▸ Task prompt
Output every entry exactly as written, but omit the pictures.
>> Begin
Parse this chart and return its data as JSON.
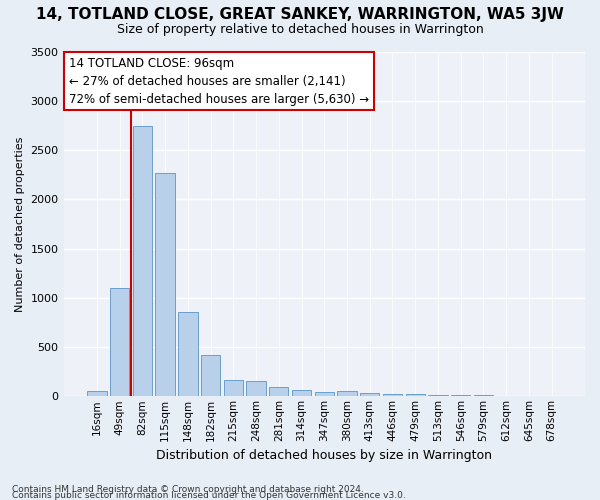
{
  "title": "14, TOTLAND CLOSE, GREAT SANKEY, WARRINGTON, WA5 3JW",
  "subtitle": "Size of property relative to detached houses in Warrington",
  "xlabel": "Distribution of detached houses by size in Warrington",
  "ylabel": "Number of detached properties",
  "bar_categories": [
    "16sqm",
    "49sqm",
    "82sqm",
    "115sqm",
    "148sqm",
    "182sqm",
    "215sqm",
    "248sqm",
    "281sqm",
    "314sqm",
    "347sqm",
    "380sqm",
    "413sqm",
    "446sqm",
    "479sqm",
    "513sqm",
    "546sqm",
    "579sqm",
    "612sqm",
    "645sqm",
    "678sqm"
  ],
  "bar_values": [
    55,
    1100,
    2740,
    2270,
    860,
    415,
    170,
    155,
    90,
    60,
    45,
    55,
    32,
    20,
    18,
    15,
    8,
    8,
    5,
    4,
    3
  ],
  "bar_color": "#b8d0ea",
  "bar_edge_color": "#6aa0cc",
  "vline_color": "#cc0000",
  "annotation_line1": "14 TOTLAND CLOSE: 96sqm",
  "annotation_line2": "← 27% of detached houses are smaller (2,141)",
  "annotation_line3": "72% of semi-detached houses are larger (5,630) →",
  "annotation_box_color": "#ffffff",
  "annotation_box_edge": "#cc0000",
  "ylim": [
    0,
    3500
  ],
  "yticks": [
    0,
    500,
    1000,
    1500,
    2000,
    2500,
    3000,
    3500
  ],
  "footer1": "Contains HM Land Registry data © Crown copyright and database right 2024.",
  "footer2": "Contains public sector information licensed under the Open Government Licence v3.0.",
  "bg_color": "#e8eef6",
  "plot_bg_color": "#eef2f8",
  "grid_color": "#ffffff",
  "title_fontsize": 11,
  "subtitle_fontsize": 9,
  "xlabel_fontsize": 9,
  "ylabel_fontsize": 8,
  "tick_fontsize": 8,
  "xtick_fontsize": 7.5,
  "footer_fontsize": 6.5,
  "annot_fontsize": 8.5
}
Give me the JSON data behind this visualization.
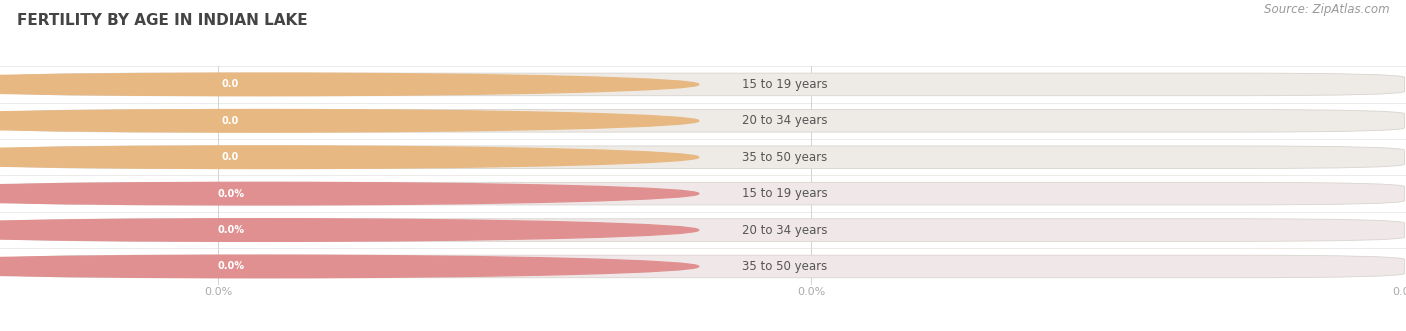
{
  "title": "FERTILITY BY AGE IN INDIAN LAKE",
  "source_text": "Source: ZipAtlas.com",
  "top_section": {
    "categories": [
      "15 to 19 years",
      "20 to 34 years",
      "35 to 50 years"
    ],
    "values": [
      0.0,
      0.0,
      0.0
    ],
    "bar_bg_color": "#eeebe6",
    "bar_fill_color": "#e8b882",
    "value_tag_color": "#e8b882",
    "value_text_color": "#ffffff",
    "value_labels": [
      "0.0",
      "0.0",
      "0.0"
    ],
    "tick_labels": [
      "0.0",
      "0.0",
      "0.0"
    ],
    "x_ticks": [
      0.0,
      0.5,
      1.0
    ]
  },
  "bottom_section": {
    "categories": [
      "15 to 19 years",
      "20 to 34 years",
      "35 to 50 years"
    ],
    "values": [
      0.0,
      0.0,
      0.0
    ],
    "bar_bg_color": "#f0e8e8",
    "bar_fill_color": "#e09090",
    "value_tag_color": "#e09090",
    "value_text_color": "#ffffff",
    "value_labels": [
      "0.0%",
      "0.0%",
      "0.0%"
    ],
    "tick_labels": [
      "0.0%",
      "0.0%",
      "0.0%"
    ],
    "x_ticks": [
      0.0,
      0.5,
      1.0
    ]
  },
  "bg_color": "#ffffff",
  "bar_line_color": "#d8d4cf",
  "bar_height": 0.62,
  "title_fontsize": 11,
  "label_fontsize": 8.5,
  "tick_fontsize": 8,
  "source_fontsize": 8.5,
  "cat_text_color": "#555555",
  "tick_color": "#aaaaaa",
  "grid_color": "#cccccc"
}
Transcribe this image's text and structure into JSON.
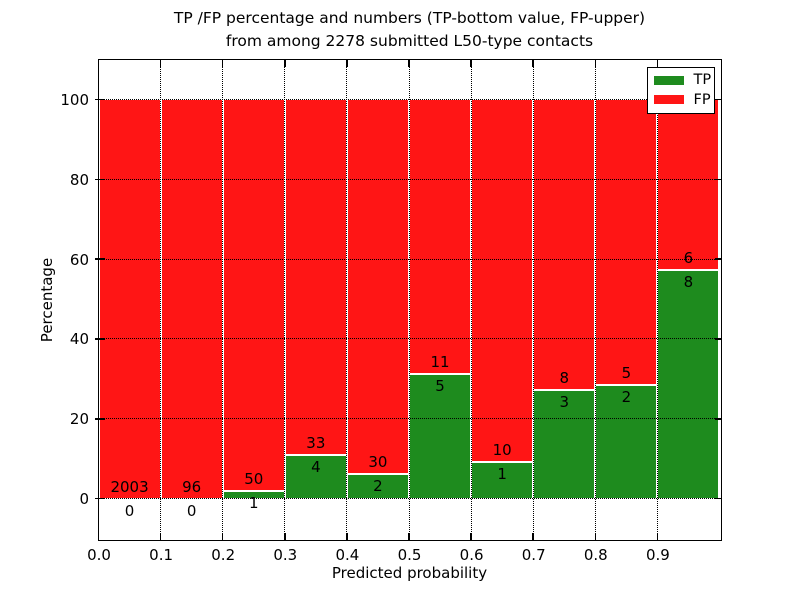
>> End
▸ Written reply
Parse this chart and return its data as JSON.
{
  "title": "14, TOTLAND CLOSE, GREAT SANKEY, WARRINGTON, WA5 3JW",
  "subtitle": "Size of property relative to detached houses in Warrington",
  "xlabel": "Distribution of detached houses by size in Warrington",
  "ylabel": "Number of detached properties",
  "bar_categories": [
    "16sqm",
    "49sqm",
    "82sqm",
    "115sqm",
    "148sqm",
    "182sqm",
    "215sqm",
    "248sqm",
    "281sqm",
    "314sqm",
    "347sqm",
    "380sqm",
    "413sqm",
    "446sqm",
    "479sqm",
    "513sqm",
    "546sqm",
    "579sqm",
    "612sqm",
    "645sqm",
    "678sqm"
  ],
  "bar_values": [
    55,
    1100,
    2740,
    2270,
    860,
    415,
    170,
    155,
    90,
    60,
    45,
    55,
    32,
    20,
    18,
    15,
    8,
    8,
    5,
    4,
    3
  ],
  "bar_color": "#b8d0ea",
  "bar_edge_color": "#6aa0cc",
  "vline_color": "#cc0000",
  "annotation_line1": "14 TOTLAND CLOSE: 96sqm",
  "annotation_line2": "← 27% of detached houses are smaller (2,141)",
  "annotation_line3": "72% of semi-detached houses are larger (5,630) →",
  "annotation_box_color": "#ffffff",
  "annotation_box_edge": "#cc0000",
  "ylim": [
    0,
    3500
  ],
  "yticks": [
    0,
    500,
    1000,
    1500,
    2000,
    2500,
    3000,
    3500
  ],
  "footer1": "Contains HM Land Registry data © Crown copyright and database right 2024.",
  "footer2": "Contains public sector information licensed under the Open Government Licence v3.0.",
  "bg_color": "#e8eef6",
  "plot_bg_color": "#eef2f8",
  "grid_color": "#ffffff",
  "title_fontsize": 11,
  "subtitle_fontsize": 9,
  "xlabel_fontsize": 9,
  "ylabel_fontsize": 8,
  "tick_fontsize": 8,
  "xtick_fontsize": 7.5,
  "footer_fontsize": 6.5,
  "annot_fontsize": 8.5
}
Give me the JSON data behind this visualization.
{
  "title": "FERTILITY BY AGE IN INDIAN LAKE",
  "source_text": "Source: ZipAtlas.com",
  "top_section": {
    "categories": [
      "15 to 19 years",
      "20 to 34 years",
      "35 to 50 years"
    ],
    "values": [
      0.0,
      0.0,
      0.0
    ],
    "bar_bg_color": "#eeebe6",
    "bar_fill_color": "#e8b882",
    "value_tag_color": "#e8b882",
    "value_text_color": "#ffffff",
    "value_labels": [
      "0.0",
      "0.0",
      "0.0"
    ],
    "tick_labels": [
      "0.0",
      "0.0",
      "0.0"
    ],
    "x_ticks": [
      0.0,
      0.5,
      1.0
    ]
  },
  "bottom_section": {
    "categories": [
      "15 to 19 years",
      "20 to 34 years",
      "35 to 50 years"
    ],
    "values": [
      0.0,
      0.0,
      0.0
    ],
    "bar_bg_color": "#f0e8e8",
    "bar_fill_color": "#e09090",
    "value_tag_color": "#e09090",
    "value_text_color": "#ffffff",
    "value_labels": [
      "0.0%",
      "0.0%",
      "0.0%"
    ],
    "tick_labels": [
      "0.0%",
      "0.0%",
      "0.0%"
    ],
    "x_ticks": [
      0.0,
      0.5,
      1.0
    ]
  },
  "bg_color": "#ffffff",
  "bar_line_color": "#d8d4cf",
  "bar_height": 0.62,
  "title_fontsize": 11,
  "label_fontsize": 8.5,
  "tick_fontsize": 8,
  "source_fontsize": 8.5,
  "cat_text_color": "#555555",
  "tick_color": "#aaaaaa",
  "grid_color": "#cccccc"
}
Transcribe this image's text and structure into JSON.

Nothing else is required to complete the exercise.